Data excerpts:

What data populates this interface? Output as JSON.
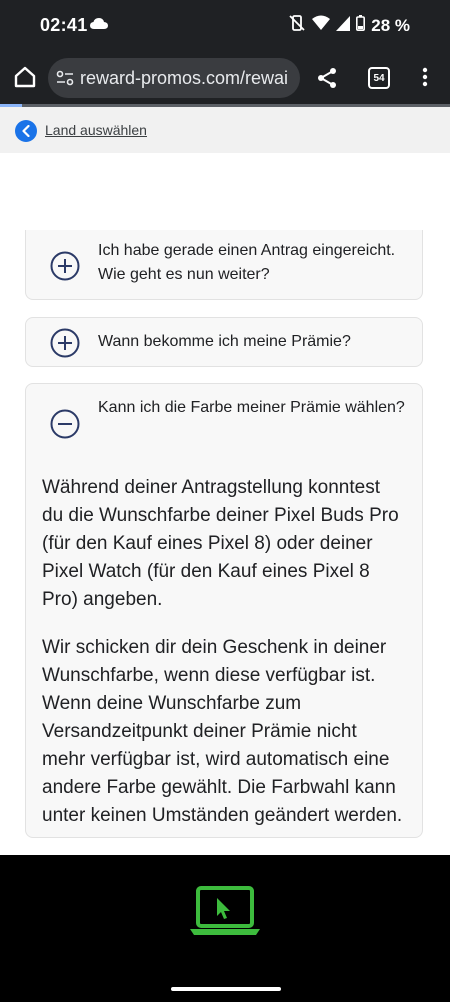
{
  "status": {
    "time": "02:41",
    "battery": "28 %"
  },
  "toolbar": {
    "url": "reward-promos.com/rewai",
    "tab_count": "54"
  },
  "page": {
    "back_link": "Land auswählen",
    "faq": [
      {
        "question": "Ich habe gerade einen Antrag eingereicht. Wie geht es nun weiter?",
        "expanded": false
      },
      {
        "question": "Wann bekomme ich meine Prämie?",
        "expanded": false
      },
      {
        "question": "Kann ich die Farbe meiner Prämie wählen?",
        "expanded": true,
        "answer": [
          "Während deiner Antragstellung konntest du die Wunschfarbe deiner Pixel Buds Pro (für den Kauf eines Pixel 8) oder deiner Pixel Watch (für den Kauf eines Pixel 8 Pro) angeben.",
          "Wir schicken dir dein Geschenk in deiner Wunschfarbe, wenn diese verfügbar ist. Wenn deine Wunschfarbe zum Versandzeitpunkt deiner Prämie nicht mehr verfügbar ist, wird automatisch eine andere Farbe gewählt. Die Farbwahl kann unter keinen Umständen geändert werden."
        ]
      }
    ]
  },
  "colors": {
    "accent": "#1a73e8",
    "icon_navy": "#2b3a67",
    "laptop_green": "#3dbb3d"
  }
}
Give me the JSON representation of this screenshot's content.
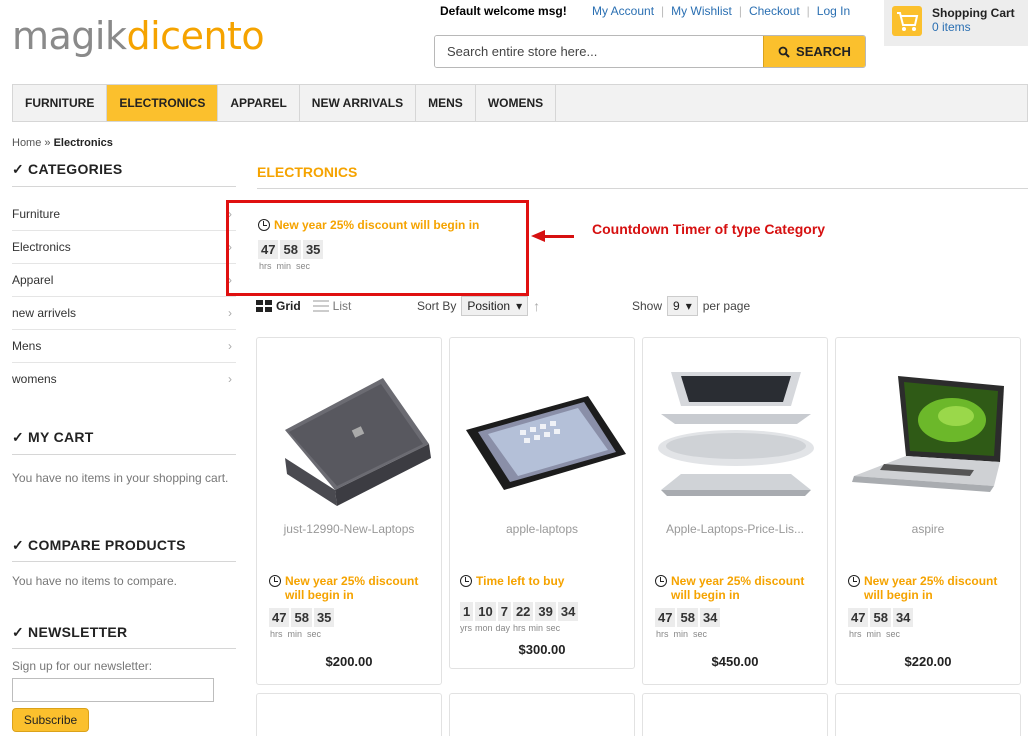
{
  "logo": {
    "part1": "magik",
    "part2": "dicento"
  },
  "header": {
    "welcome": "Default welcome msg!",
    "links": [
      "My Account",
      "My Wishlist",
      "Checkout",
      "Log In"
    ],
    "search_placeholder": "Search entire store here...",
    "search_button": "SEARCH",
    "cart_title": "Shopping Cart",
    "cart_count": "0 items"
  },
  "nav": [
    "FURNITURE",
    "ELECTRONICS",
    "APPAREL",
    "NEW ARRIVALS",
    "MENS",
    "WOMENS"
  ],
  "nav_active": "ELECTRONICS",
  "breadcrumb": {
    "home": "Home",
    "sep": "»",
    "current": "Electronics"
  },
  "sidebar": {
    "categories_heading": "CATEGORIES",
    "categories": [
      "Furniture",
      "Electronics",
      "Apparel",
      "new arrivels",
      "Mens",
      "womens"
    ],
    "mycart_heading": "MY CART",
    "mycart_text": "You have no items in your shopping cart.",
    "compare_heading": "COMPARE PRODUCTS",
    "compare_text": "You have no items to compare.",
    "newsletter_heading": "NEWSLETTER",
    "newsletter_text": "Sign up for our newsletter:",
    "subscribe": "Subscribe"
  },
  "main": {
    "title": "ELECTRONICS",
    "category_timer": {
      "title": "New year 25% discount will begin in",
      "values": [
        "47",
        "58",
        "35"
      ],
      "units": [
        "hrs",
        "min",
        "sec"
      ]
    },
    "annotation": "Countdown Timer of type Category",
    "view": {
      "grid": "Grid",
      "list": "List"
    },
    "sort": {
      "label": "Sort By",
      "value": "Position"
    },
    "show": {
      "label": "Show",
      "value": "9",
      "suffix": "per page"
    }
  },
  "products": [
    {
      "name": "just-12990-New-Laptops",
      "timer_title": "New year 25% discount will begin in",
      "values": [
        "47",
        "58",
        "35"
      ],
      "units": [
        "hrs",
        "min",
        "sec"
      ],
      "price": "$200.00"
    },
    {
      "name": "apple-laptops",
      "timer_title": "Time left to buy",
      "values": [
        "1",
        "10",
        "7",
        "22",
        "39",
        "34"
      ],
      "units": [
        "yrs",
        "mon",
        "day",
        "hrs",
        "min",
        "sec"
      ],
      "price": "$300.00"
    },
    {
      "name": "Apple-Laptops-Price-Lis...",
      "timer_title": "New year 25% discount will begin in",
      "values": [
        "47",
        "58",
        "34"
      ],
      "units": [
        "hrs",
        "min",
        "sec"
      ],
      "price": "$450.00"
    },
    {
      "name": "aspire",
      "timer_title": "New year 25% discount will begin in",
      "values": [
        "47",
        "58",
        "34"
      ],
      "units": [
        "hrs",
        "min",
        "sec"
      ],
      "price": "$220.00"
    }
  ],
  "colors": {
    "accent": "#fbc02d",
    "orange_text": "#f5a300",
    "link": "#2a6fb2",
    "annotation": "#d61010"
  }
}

---

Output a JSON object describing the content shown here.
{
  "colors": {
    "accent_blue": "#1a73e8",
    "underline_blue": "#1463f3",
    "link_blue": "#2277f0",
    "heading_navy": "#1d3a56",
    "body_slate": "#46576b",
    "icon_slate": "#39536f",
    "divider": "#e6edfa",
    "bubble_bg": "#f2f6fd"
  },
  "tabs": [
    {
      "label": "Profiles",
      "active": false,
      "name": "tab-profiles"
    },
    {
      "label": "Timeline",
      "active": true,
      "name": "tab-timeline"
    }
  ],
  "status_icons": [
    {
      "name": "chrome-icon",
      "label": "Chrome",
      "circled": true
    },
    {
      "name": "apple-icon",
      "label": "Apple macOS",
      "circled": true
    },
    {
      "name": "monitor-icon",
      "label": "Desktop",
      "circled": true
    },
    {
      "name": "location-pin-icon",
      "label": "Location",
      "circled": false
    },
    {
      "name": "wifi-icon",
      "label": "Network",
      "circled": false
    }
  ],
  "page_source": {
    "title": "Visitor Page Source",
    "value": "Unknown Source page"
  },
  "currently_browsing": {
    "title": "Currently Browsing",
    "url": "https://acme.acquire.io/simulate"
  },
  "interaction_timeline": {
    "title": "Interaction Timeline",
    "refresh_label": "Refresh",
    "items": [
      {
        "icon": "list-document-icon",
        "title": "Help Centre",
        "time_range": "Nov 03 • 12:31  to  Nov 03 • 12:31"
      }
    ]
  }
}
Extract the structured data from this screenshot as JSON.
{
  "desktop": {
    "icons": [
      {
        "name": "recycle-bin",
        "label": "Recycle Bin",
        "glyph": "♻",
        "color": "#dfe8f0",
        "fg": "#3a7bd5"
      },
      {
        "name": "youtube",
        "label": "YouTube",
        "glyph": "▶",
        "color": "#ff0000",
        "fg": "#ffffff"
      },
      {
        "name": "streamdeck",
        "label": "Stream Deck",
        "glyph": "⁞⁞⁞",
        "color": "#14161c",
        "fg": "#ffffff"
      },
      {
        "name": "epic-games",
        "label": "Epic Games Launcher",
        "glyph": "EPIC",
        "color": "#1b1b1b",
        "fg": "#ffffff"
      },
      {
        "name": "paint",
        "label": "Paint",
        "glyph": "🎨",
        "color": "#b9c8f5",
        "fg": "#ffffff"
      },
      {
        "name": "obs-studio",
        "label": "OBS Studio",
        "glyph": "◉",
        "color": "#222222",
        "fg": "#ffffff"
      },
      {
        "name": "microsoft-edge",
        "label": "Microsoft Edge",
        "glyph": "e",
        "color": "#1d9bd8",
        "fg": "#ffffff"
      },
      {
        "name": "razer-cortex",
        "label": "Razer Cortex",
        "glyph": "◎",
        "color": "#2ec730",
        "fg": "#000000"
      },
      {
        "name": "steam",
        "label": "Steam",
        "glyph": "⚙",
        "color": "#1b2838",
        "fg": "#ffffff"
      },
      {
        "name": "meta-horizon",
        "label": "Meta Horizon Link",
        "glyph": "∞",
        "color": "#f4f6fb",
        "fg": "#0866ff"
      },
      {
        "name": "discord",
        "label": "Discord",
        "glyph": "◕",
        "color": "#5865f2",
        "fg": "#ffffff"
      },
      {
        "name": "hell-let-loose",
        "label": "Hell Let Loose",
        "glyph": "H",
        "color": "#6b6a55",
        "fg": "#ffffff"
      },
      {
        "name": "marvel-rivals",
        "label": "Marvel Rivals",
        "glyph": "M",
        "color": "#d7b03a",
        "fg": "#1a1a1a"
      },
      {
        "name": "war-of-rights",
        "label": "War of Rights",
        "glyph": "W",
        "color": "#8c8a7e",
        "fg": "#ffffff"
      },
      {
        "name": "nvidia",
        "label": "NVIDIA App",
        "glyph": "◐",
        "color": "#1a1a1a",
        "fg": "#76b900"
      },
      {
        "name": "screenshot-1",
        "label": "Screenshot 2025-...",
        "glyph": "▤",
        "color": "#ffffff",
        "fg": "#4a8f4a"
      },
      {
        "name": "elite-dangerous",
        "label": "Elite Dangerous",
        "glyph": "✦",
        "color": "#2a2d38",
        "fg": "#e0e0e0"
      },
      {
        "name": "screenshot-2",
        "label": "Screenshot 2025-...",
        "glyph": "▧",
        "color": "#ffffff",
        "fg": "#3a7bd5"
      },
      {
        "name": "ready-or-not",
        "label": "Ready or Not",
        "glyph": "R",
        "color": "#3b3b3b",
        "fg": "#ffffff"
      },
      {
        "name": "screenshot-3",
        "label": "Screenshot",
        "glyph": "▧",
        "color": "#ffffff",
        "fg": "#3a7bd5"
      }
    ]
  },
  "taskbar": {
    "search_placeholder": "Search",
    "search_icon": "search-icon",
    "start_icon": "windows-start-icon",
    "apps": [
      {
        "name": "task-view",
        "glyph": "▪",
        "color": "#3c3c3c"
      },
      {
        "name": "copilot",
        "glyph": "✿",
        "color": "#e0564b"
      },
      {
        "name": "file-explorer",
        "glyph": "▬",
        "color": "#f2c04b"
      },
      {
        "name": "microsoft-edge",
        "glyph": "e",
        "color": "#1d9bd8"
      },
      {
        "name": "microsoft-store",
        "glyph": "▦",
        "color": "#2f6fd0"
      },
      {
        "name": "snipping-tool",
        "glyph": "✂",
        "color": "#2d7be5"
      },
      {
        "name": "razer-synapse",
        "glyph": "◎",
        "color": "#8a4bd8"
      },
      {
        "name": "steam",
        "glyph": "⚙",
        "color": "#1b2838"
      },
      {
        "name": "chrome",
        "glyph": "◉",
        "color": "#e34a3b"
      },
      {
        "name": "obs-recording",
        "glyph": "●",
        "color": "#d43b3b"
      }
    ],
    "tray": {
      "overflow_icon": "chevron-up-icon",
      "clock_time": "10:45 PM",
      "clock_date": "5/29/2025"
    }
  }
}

▶ Set exercise
Report every line containing the word "this" from the listing above.

▶ Correct output
What data populates this interface? Output as JSON.
Give me the JSON representation of this screenshot's content.
Extract the structured data from this screenshot as JSON.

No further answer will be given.